> [What the task asks]: Show all lines from the data that include the word "accent".

> [Records for this task]:
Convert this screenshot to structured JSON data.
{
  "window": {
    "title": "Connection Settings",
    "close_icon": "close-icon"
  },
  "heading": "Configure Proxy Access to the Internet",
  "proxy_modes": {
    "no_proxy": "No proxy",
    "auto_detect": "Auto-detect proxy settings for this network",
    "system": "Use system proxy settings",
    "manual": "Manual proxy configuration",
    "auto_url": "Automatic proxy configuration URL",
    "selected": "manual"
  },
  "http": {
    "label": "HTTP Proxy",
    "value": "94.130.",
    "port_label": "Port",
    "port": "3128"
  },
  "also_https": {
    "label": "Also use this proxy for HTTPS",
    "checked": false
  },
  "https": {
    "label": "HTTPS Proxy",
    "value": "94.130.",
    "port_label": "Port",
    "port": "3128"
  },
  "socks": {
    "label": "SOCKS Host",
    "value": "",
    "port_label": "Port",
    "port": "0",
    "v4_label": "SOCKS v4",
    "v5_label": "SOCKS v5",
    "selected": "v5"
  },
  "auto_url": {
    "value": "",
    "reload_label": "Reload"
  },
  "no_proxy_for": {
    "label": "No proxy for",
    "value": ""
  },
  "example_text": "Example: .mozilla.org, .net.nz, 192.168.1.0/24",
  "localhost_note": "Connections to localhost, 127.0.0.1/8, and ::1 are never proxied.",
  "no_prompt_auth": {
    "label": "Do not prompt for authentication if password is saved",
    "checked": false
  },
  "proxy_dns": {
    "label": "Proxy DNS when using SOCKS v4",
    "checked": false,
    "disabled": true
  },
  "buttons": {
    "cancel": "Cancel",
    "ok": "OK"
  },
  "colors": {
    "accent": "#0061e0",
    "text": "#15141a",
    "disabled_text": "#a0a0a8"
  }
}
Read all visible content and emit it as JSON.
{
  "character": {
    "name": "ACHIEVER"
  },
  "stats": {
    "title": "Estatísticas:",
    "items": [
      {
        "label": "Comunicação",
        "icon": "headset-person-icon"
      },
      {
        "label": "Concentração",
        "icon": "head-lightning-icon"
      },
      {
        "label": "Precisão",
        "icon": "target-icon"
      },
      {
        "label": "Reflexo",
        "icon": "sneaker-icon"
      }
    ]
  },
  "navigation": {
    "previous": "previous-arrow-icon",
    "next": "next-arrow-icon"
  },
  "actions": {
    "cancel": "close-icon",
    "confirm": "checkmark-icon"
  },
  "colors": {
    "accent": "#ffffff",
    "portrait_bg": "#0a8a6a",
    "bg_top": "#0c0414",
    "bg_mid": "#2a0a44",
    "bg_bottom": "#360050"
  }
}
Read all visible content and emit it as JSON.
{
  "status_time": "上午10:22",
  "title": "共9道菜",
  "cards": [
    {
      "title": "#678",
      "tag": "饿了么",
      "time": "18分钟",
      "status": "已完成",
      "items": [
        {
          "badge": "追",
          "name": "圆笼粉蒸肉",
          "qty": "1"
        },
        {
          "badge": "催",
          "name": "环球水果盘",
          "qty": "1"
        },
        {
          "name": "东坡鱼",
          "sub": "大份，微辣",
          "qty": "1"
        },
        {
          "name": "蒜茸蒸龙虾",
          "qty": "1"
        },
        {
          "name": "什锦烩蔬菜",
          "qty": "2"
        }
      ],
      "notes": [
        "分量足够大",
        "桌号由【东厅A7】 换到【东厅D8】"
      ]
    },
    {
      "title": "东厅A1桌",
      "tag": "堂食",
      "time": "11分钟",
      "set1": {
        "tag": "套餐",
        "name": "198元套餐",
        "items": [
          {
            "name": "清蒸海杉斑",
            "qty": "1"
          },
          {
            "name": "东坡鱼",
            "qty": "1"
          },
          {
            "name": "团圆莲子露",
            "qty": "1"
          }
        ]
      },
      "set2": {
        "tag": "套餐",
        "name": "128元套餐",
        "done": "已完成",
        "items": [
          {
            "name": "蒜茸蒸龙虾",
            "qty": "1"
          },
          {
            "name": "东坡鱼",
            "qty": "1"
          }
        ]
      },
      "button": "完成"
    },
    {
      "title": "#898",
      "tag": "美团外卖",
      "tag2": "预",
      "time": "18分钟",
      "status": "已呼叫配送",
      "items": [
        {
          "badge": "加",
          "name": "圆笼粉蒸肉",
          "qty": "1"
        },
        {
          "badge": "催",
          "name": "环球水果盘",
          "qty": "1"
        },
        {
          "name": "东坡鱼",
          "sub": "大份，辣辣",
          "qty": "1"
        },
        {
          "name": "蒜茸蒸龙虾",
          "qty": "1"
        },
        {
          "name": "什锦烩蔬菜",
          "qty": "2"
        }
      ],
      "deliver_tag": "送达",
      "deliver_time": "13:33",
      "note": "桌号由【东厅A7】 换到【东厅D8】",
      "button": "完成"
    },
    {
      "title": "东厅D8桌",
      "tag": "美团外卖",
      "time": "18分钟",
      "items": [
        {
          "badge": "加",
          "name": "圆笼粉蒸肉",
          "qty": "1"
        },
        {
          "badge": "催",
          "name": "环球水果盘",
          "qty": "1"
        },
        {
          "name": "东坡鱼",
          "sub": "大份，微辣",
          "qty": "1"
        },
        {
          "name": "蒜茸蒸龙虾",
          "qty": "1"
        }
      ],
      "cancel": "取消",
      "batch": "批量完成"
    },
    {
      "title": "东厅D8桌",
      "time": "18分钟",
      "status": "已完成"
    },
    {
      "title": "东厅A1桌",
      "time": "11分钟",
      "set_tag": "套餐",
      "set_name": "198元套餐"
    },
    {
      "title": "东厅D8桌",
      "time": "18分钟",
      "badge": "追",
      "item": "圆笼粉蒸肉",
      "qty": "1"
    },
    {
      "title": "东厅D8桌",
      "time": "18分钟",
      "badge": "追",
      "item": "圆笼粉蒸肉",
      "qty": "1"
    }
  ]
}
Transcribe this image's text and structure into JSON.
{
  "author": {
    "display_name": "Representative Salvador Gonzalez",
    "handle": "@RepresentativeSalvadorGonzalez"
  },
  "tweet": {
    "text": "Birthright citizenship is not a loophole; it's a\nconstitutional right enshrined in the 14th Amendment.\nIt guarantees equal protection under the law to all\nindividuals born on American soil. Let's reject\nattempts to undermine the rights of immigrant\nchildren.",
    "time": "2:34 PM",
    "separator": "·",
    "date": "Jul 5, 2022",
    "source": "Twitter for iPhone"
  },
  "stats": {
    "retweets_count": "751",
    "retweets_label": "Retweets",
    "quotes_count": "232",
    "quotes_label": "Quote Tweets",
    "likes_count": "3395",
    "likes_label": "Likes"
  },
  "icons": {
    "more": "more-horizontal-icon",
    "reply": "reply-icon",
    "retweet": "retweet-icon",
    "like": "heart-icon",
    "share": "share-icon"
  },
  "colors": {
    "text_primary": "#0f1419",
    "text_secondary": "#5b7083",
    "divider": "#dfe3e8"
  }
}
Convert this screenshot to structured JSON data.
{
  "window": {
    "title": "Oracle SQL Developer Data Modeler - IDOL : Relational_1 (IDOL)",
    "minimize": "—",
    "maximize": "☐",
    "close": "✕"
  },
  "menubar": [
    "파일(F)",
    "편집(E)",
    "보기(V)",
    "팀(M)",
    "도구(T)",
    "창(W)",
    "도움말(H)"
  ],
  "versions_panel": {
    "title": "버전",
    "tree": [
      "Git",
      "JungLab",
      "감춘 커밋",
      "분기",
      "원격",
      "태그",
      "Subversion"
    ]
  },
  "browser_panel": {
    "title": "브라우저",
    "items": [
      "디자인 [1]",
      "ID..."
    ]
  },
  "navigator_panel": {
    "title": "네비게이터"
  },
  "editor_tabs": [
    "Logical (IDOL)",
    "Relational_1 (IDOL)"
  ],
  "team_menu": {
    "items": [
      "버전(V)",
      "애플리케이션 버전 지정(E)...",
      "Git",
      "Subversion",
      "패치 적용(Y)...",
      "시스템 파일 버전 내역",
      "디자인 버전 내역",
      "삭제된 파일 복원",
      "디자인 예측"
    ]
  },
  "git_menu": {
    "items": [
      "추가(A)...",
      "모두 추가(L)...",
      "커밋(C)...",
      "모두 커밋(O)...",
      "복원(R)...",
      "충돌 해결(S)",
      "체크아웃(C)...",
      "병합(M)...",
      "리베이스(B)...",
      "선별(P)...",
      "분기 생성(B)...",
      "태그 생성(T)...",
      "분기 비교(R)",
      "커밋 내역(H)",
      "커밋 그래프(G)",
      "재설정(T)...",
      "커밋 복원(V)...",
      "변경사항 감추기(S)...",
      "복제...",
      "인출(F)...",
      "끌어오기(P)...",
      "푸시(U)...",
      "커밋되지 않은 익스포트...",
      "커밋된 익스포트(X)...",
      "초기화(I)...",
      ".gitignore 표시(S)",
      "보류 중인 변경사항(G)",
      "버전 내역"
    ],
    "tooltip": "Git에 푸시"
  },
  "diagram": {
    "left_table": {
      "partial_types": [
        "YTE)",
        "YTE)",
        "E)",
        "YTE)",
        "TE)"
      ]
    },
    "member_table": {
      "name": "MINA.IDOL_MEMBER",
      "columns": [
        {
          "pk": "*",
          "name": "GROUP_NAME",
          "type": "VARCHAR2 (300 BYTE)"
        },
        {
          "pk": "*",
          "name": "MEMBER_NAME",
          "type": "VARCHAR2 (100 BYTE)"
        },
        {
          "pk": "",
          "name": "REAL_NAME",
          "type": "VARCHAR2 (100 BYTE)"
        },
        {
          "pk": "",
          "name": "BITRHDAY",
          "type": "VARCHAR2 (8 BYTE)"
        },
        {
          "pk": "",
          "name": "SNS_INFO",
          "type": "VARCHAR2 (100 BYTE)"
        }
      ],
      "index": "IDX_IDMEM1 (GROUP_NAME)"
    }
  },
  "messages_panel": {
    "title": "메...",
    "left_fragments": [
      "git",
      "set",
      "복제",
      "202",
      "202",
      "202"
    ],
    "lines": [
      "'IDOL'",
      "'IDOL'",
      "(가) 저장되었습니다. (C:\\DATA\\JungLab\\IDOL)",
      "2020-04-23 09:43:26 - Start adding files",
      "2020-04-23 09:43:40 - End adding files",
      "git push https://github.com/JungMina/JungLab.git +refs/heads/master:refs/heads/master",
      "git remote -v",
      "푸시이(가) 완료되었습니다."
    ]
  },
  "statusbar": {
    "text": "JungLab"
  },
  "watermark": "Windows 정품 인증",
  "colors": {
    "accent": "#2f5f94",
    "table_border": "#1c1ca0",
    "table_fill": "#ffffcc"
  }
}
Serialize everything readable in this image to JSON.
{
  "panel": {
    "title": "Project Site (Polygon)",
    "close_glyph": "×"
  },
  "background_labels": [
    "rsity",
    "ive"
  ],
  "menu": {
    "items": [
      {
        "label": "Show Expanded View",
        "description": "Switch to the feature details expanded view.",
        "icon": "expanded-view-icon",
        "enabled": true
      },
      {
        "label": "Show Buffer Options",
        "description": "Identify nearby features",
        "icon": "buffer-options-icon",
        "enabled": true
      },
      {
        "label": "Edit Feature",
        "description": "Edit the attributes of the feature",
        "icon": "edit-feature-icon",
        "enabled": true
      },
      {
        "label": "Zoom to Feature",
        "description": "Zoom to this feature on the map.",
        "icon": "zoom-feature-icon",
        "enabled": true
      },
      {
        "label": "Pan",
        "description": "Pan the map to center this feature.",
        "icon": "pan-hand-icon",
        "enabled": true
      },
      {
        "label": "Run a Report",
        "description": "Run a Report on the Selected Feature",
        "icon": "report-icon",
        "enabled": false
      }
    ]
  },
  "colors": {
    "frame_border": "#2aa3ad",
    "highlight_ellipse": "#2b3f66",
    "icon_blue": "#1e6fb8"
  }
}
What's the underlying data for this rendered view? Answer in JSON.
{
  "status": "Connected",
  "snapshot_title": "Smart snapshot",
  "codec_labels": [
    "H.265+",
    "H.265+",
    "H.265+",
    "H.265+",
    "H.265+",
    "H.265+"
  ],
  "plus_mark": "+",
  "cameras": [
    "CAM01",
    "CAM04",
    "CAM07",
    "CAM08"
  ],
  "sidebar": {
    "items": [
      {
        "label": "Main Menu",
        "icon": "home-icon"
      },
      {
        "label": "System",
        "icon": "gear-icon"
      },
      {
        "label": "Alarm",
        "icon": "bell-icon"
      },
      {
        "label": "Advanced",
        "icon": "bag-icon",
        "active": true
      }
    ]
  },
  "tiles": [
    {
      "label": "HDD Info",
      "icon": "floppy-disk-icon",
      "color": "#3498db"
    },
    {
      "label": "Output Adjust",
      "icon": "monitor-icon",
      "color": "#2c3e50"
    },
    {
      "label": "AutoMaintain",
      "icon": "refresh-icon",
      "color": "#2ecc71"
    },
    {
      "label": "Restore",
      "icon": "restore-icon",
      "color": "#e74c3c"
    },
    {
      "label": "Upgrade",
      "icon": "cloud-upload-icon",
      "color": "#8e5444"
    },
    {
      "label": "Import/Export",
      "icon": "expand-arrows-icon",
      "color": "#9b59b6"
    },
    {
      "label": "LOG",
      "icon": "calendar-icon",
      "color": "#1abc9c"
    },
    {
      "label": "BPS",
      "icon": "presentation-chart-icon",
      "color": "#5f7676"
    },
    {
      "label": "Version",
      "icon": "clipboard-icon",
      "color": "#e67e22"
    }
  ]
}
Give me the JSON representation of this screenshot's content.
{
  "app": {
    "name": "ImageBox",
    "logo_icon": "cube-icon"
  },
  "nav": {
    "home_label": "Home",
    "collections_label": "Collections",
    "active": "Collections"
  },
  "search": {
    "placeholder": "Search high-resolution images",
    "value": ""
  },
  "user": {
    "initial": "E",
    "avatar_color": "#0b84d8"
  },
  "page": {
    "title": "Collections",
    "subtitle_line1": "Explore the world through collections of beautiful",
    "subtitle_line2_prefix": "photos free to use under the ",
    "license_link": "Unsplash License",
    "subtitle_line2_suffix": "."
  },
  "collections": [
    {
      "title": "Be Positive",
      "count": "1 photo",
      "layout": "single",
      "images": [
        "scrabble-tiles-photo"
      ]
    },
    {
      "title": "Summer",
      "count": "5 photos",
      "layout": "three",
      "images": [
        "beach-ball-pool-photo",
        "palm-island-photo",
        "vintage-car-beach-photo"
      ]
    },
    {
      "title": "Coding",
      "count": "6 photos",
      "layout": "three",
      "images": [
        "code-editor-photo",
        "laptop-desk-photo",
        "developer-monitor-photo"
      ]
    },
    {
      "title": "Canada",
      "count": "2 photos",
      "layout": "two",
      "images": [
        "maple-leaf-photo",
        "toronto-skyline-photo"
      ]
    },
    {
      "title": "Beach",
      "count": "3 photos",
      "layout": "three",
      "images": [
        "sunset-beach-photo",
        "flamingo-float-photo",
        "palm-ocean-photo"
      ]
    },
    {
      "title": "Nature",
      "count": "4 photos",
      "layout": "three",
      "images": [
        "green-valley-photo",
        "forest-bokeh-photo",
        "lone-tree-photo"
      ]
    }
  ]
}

> [Written response]:
    "accent": "#0061e0",
    "accent": "#ffffff",
    "accent": "#2f5f94",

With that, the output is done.